### Recorded information
- - - -

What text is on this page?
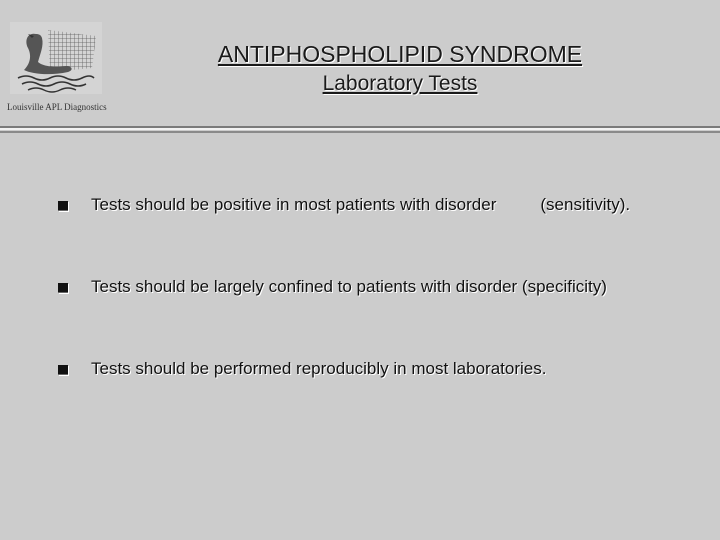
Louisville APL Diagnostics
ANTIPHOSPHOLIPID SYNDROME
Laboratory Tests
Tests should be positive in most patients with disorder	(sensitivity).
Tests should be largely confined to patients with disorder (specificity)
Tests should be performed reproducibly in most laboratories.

- - - -

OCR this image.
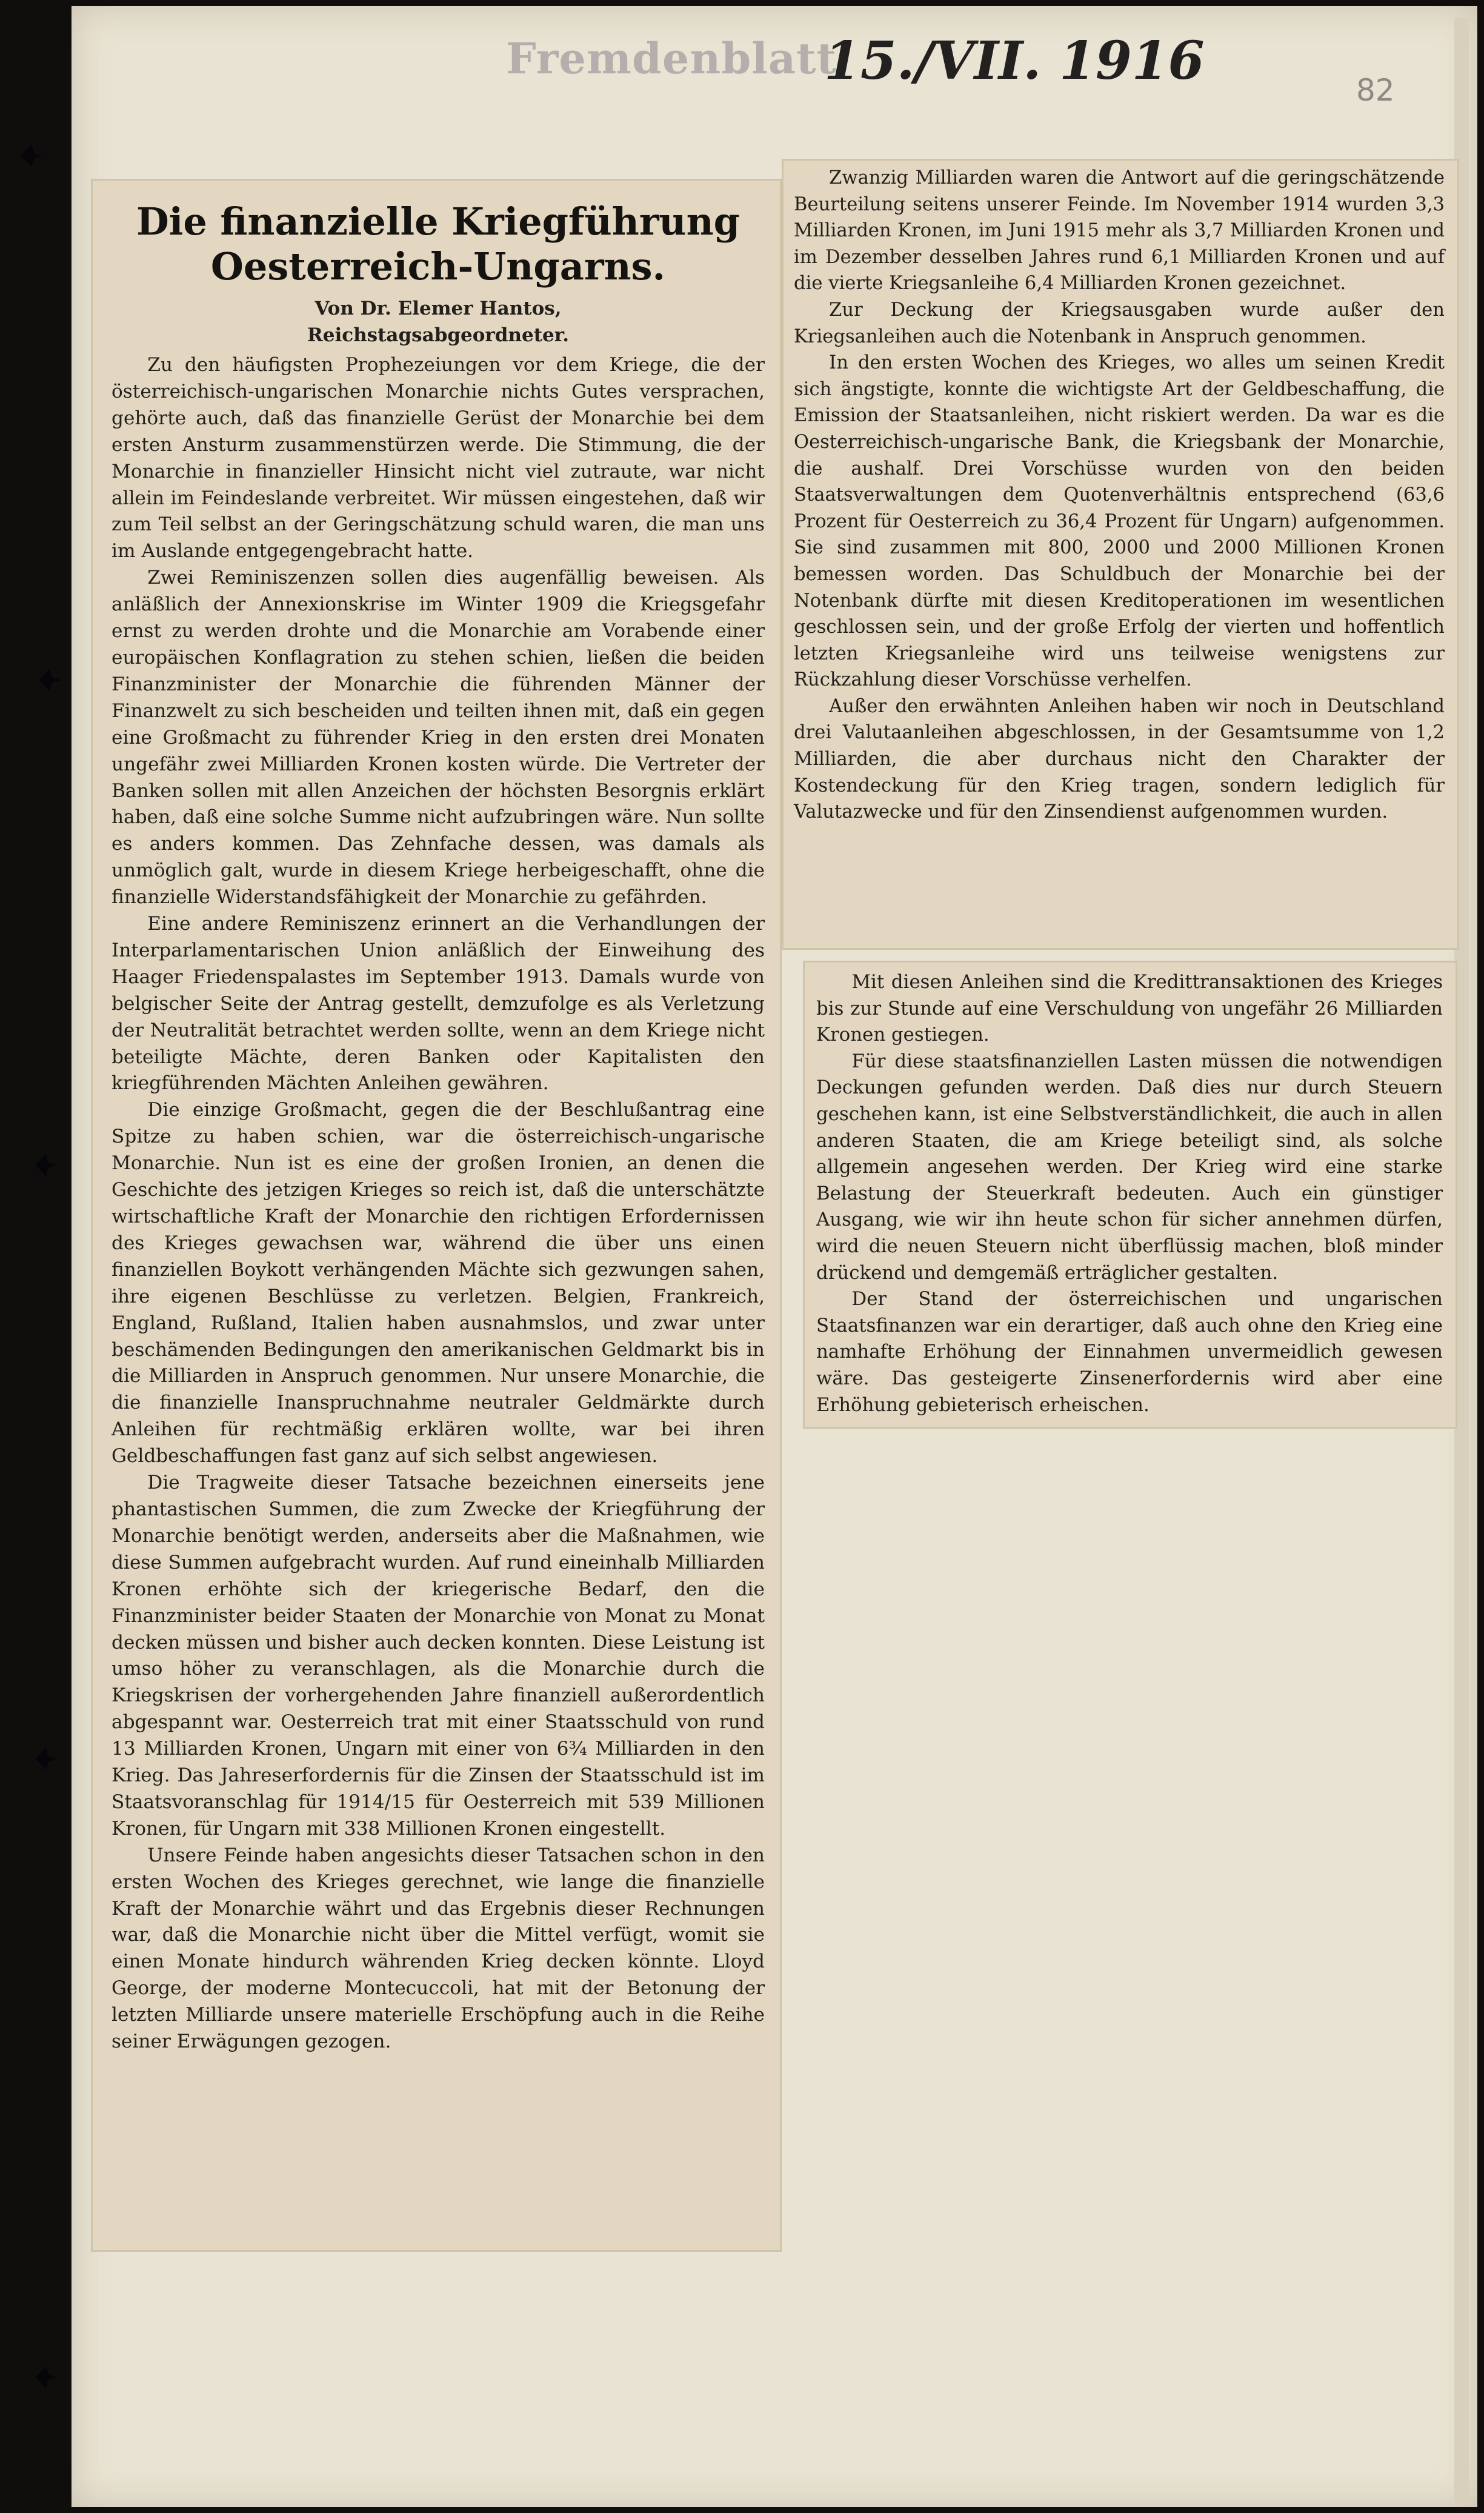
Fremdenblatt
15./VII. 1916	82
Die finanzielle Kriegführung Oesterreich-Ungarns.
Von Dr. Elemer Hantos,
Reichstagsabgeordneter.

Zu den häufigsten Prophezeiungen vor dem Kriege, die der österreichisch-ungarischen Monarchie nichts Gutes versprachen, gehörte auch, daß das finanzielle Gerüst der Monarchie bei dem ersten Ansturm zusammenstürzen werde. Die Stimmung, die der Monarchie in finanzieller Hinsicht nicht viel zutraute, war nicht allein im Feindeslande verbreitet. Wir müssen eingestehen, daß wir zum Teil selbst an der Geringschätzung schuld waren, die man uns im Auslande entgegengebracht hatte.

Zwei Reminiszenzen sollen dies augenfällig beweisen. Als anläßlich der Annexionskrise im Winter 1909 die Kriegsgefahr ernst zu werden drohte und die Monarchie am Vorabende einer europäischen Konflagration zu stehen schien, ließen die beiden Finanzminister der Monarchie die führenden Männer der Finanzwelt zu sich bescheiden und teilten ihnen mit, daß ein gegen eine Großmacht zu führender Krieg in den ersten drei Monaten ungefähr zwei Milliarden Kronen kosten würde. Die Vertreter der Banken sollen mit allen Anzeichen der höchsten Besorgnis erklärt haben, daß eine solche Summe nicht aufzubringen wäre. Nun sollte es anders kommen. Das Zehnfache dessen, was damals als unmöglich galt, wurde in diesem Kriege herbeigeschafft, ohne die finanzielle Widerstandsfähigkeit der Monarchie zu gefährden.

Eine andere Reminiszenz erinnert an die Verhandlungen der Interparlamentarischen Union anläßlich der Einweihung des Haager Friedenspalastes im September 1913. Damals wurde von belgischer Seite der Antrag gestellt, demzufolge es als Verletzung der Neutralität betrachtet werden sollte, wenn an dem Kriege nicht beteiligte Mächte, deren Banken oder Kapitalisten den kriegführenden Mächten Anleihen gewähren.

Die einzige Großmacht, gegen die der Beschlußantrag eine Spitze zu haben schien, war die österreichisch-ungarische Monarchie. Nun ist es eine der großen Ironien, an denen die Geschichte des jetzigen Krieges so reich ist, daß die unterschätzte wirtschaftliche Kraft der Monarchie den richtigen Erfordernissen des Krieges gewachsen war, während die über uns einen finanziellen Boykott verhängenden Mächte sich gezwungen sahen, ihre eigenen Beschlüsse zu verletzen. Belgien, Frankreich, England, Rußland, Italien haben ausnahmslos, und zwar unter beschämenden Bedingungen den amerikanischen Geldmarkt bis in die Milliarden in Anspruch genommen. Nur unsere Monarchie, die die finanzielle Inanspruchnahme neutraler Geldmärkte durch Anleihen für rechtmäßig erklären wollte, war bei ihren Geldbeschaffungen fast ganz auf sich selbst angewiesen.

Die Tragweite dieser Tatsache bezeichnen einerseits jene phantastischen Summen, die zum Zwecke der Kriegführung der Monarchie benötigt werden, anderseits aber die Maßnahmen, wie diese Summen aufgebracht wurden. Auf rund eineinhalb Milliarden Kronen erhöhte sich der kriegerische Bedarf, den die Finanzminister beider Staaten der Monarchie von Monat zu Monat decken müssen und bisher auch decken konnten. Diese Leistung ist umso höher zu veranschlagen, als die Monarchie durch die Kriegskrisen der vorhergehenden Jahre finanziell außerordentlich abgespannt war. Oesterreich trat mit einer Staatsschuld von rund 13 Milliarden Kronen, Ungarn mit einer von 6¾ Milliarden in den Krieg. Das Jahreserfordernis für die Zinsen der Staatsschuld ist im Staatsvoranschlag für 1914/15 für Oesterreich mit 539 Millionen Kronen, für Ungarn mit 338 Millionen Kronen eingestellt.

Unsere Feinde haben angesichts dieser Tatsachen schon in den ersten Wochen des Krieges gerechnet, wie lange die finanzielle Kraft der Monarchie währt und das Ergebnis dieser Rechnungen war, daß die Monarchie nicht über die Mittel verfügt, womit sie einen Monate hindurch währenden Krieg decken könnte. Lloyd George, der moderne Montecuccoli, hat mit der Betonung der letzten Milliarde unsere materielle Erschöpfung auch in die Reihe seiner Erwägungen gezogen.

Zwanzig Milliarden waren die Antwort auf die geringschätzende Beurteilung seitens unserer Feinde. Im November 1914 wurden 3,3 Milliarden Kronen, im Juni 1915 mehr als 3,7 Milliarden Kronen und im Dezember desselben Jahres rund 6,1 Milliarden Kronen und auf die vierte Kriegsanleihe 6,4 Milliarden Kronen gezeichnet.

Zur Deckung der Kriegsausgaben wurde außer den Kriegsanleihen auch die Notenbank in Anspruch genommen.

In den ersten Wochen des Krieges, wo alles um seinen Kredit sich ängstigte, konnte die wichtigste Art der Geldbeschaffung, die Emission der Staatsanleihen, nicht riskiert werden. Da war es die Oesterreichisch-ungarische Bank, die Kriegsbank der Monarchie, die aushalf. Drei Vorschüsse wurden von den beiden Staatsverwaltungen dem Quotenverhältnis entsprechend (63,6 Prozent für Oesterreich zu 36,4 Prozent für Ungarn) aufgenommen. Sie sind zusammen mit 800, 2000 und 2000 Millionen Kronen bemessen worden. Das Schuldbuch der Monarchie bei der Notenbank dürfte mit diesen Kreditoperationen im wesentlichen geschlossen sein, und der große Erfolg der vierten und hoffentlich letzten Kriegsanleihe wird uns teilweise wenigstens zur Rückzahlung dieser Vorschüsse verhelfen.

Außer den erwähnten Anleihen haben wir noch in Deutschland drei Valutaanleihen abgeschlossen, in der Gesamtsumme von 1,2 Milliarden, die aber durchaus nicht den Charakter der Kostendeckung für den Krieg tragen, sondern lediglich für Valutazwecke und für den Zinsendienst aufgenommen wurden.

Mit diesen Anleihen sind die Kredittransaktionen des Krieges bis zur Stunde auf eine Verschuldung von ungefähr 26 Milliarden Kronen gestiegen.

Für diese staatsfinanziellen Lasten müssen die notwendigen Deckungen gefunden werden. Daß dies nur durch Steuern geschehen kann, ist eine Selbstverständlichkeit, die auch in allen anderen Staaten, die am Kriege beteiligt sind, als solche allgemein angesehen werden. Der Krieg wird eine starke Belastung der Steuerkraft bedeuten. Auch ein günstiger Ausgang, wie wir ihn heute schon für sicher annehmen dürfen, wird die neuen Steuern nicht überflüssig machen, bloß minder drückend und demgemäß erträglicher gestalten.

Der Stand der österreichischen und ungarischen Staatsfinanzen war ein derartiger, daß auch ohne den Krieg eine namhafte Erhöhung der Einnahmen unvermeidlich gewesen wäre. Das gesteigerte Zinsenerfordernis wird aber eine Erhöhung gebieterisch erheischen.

- - - -

Lines of the listing above that include the string "Notenbank" should each be copied.

### Worked solution
Zur Deckung der Kriegsausgaben wurde außer den Kriegsanleihen auch die Notenbank in Anspruch genommen.
In den ersten Wochen des Krieges, wo alles um seinen Kredit sich ängstigte, konnte die wichtigste Art der Geldbeschaffung, die Emission der Staatsanleihen, nicht riskiert werden. Da war es die Oesterreichisch-ungarische Bank, die Kriegsbank der Monarchie, die aushalf. Drei Vorschüsse wurden von den beiden Staatsverwaltungen dem Quotenverhältnis entsprechend (63,6 Prozent für Oesterreich zu 36,4 Prozent für Ungarn) aufgenommen. Sie sind zusammen mit 800, 2000 und 2000 Millionen Kronen bemessen worden. Das Schuldbuch der Monarchie bei der Notenbank dürfte mit diesen Kreditoperationen im wesentlichen geschlossen sein, und der große Erfolg der vierten und hoffentlich letzten Kriegsanleihe wird uns teilweise wenigstens zur Rückzahlung dieser Vorschüsse verhelfen.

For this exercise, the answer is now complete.